Find the lines that hold the word "residente" and return them.

<<<<

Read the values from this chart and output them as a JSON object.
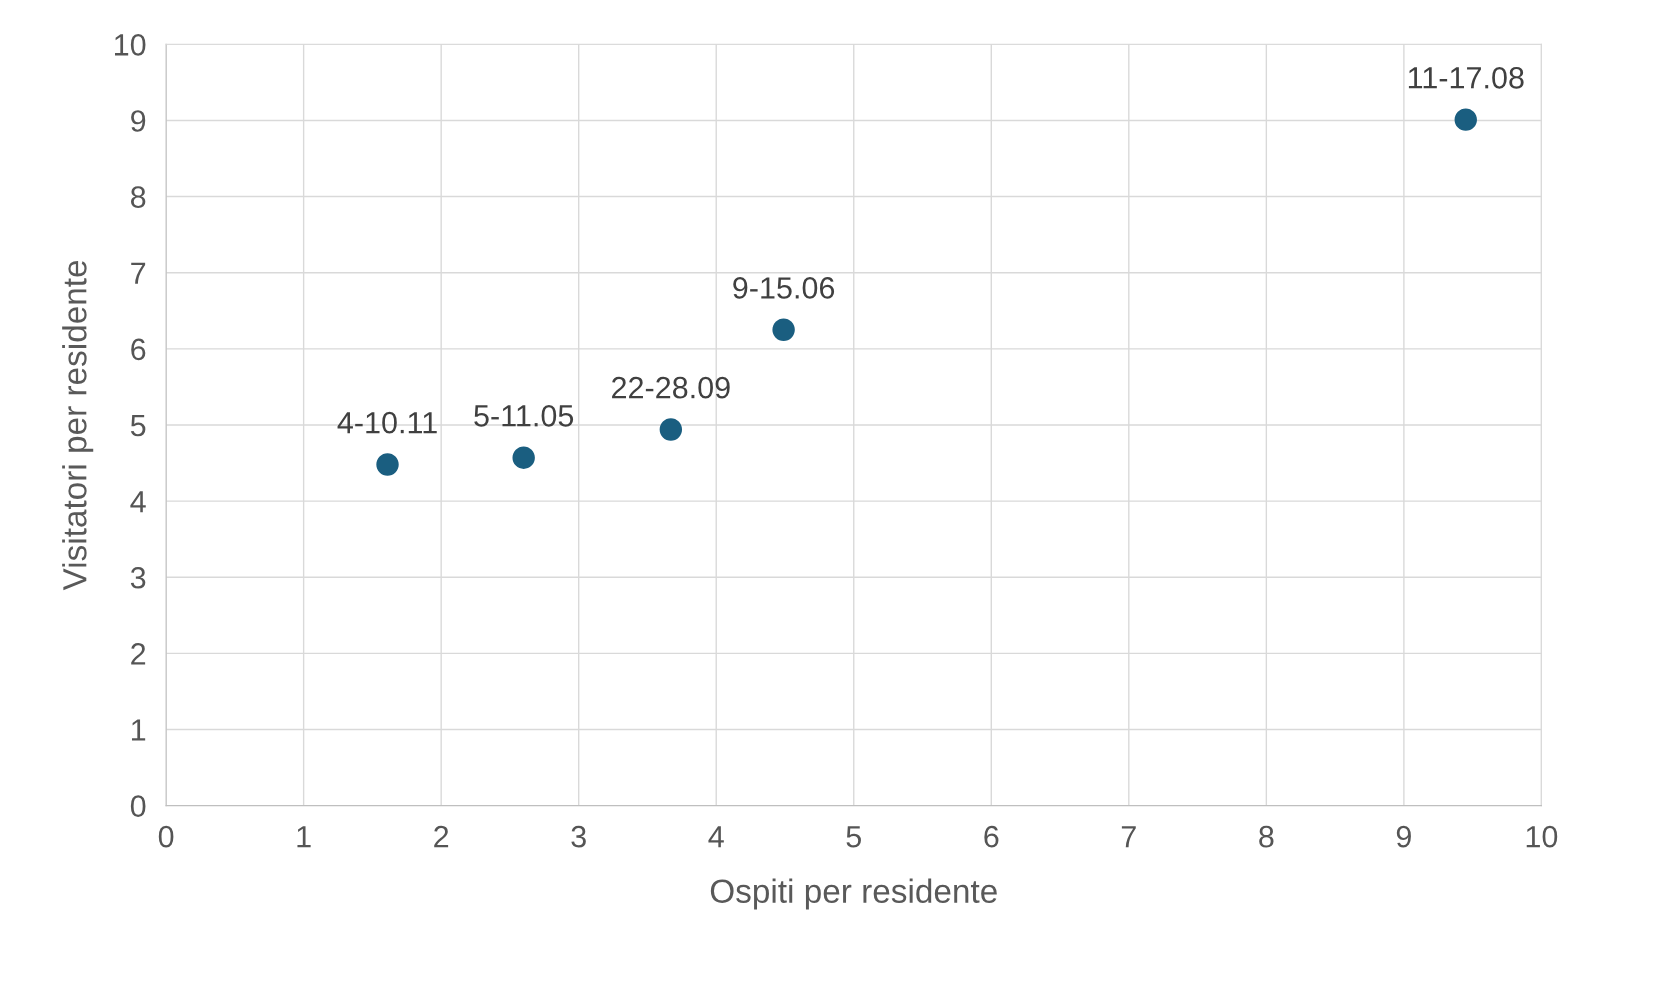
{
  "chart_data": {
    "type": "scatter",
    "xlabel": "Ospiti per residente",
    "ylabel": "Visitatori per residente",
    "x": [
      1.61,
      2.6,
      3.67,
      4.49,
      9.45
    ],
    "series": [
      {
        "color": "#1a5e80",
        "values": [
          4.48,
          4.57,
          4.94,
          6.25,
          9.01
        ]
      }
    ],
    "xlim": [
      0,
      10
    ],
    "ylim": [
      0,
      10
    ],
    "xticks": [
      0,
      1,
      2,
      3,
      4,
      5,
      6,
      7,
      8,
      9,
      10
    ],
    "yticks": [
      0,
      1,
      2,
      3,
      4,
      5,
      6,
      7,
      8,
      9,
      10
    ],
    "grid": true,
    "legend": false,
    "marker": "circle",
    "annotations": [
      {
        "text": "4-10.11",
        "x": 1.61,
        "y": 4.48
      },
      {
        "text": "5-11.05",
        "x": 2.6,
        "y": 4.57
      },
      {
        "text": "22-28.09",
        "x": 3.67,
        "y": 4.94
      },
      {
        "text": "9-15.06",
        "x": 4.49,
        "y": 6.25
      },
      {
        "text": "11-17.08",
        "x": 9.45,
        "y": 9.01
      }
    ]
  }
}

>>>>
<<<<

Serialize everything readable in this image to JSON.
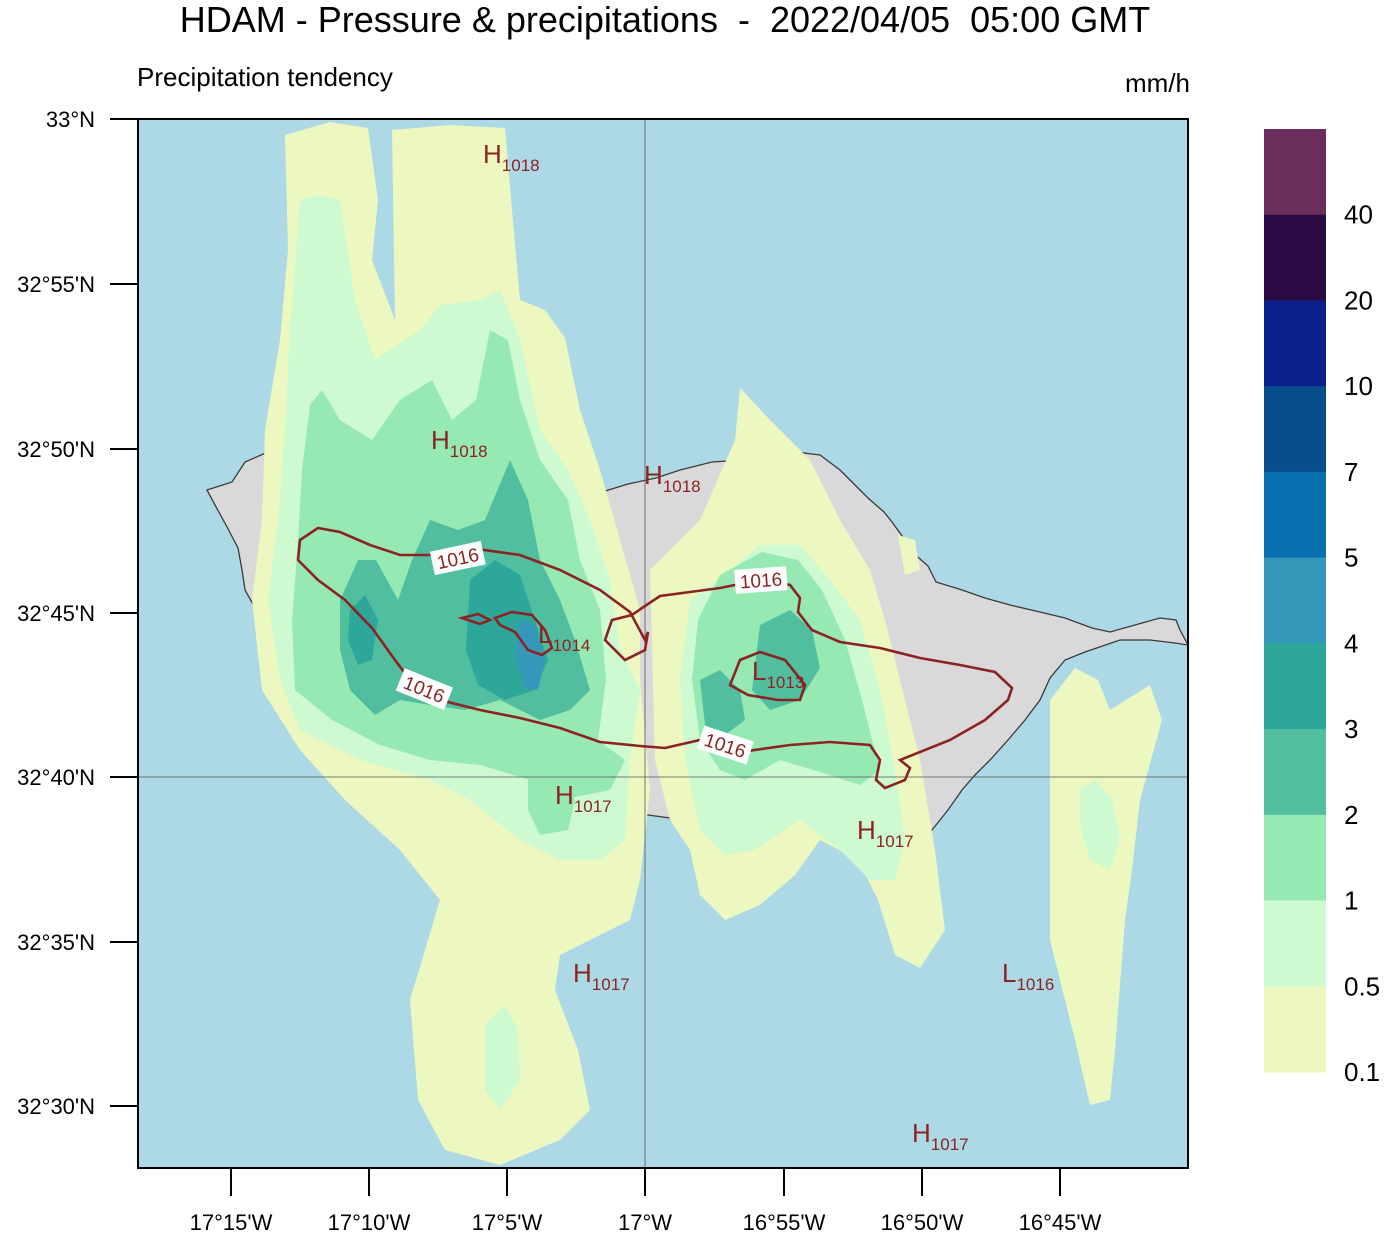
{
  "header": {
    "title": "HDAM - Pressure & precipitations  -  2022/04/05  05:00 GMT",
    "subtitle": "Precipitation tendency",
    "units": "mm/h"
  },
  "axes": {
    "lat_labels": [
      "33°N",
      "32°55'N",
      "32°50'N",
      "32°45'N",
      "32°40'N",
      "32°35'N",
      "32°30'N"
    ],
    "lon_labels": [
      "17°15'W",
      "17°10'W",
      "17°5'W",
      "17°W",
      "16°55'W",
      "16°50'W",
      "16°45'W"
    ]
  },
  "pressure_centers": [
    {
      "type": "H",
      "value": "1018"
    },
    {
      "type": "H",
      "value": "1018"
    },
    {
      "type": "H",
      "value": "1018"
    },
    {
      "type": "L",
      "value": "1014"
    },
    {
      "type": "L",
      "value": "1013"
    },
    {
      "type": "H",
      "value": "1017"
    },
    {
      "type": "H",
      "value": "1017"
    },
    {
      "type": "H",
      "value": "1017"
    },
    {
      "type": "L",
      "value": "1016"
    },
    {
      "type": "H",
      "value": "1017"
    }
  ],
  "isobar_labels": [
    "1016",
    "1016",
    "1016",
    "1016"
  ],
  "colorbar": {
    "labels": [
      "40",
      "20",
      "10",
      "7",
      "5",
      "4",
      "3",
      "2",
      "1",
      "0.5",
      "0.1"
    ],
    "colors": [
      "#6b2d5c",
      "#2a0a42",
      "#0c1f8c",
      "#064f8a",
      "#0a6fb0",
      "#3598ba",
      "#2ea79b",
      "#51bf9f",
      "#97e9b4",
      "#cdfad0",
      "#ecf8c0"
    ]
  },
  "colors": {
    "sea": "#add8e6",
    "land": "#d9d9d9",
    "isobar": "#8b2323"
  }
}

>>>>

* **Expected answer**:
    "xlabel": "Ospiti per residente",
    "ylabel": "Visitatori per residente",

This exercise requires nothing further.